SHORT PROBLEM →
Search the listing for the string "Josephi" and copy every line that contains it.

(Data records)
◆ ◆ ◆ ◆

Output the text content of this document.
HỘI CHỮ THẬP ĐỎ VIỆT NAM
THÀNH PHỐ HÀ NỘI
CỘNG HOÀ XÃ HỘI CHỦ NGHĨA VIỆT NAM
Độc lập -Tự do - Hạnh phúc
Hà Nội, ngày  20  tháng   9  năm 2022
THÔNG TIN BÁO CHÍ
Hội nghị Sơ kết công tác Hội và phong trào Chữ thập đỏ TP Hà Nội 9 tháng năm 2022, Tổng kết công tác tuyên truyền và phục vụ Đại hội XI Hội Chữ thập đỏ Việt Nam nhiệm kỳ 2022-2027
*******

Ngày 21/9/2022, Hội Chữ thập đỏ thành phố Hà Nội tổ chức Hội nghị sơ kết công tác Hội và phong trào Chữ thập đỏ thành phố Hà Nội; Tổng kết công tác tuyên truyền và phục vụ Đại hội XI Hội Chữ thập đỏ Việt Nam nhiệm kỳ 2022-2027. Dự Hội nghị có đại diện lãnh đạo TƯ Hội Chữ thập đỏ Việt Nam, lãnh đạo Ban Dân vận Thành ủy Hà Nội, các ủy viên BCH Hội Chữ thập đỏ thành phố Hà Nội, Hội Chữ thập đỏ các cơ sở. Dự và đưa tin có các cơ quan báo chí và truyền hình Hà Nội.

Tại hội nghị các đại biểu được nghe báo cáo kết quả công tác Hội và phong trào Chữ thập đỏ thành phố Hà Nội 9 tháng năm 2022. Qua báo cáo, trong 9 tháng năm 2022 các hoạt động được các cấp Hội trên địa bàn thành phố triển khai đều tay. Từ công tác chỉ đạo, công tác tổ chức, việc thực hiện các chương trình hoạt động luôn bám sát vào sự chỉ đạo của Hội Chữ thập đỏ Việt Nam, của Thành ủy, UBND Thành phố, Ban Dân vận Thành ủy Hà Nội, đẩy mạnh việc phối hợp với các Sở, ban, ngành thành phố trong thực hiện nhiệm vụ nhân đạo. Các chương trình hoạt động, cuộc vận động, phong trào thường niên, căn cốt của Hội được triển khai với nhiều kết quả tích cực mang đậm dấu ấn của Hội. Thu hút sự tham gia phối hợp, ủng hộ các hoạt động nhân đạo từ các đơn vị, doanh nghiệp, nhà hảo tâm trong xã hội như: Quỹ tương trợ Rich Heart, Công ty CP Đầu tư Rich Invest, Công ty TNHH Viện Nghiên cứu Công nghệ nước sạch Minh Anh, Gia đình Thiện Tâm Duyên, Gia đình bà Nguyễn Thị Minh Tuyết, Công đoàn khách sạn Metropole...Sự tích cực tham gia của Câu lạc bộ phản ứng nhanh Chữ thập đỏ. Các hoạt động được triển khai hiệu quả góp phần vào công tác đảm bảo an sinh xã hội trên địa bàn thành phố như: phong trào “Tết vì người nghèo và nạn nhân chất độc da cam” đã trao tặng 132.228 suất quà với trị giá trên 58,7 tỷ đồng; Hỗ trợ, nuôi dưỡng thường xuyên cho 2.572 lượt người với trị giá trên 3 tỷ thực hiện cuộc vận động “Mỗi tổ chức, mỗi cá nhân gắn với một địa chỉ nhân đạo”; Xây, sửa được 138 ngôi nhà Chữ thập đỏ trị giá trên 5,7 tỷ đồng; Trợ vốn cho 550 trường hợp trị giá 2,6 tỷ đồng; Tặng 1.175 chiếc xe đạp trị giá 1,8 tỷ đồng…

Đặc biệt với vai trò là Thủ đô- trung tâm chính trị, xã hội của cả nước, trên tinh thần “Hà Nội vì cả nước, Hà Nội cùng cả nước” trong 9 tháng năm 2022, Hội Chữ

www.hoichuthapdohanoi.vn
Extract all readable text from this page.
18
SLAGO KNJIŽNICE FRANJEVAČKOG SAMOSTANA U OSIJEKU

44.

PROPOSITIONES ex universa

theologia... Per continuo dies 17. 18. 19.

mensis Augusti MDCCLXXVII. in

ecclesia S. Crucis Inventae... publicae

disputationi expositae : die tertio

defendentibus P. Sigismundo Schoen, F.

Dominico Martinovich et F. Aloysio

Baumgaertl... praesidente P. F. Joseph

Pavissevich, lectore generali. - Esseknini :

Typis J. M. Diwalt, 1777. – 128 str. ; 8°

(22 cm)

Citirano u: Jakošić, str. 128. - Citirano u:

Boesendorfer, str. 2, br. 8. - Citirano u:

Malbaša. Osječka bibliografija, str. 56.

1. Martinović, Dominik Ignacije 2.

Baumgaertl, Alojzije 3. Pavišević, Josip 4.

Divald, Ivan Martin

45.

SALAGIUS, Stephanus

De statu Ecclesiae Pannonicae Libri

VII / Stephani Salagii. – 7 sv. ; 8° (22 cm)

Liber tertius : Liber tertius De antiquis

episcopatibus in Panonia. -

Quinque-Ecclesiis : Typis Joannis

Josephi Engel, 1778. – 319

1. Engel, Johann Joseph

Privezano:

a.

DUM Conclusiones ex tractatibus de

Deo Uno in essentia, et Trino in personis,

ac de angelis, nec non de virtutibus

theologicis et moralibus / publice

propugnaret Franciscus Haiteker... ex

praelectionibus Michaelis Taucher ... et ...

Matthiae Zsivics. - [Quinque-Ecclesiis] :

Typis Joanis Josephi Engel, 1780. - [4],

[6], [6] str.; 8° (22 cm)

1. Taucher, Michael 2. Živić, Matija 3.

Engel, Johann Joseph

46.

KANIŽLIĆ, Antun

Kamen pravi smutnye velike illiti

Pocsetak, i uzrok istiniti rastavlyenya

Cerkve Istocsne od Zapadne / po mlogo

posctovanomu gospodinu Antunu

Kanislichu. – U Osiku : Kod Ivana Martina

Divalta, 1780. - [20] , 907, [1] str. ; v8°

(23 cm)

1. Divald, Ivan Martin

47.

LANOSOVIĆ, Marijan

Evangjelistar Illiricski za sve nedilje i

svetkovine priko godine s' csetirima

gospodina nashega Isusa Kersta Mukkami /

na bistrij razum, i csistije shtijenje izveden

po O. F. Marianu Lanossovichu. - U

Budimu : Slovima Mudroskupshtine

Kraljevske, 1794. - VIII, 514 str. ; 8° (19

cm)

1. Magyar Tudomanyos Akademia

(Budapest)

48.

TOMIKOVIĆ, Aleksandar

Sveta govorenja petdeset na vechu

◆ ◆ ◆ ◆

THE OUTPUT →
Josephi Engel, 1778. – 319
Typis Joanis Josephi Engel, 1780. - [4],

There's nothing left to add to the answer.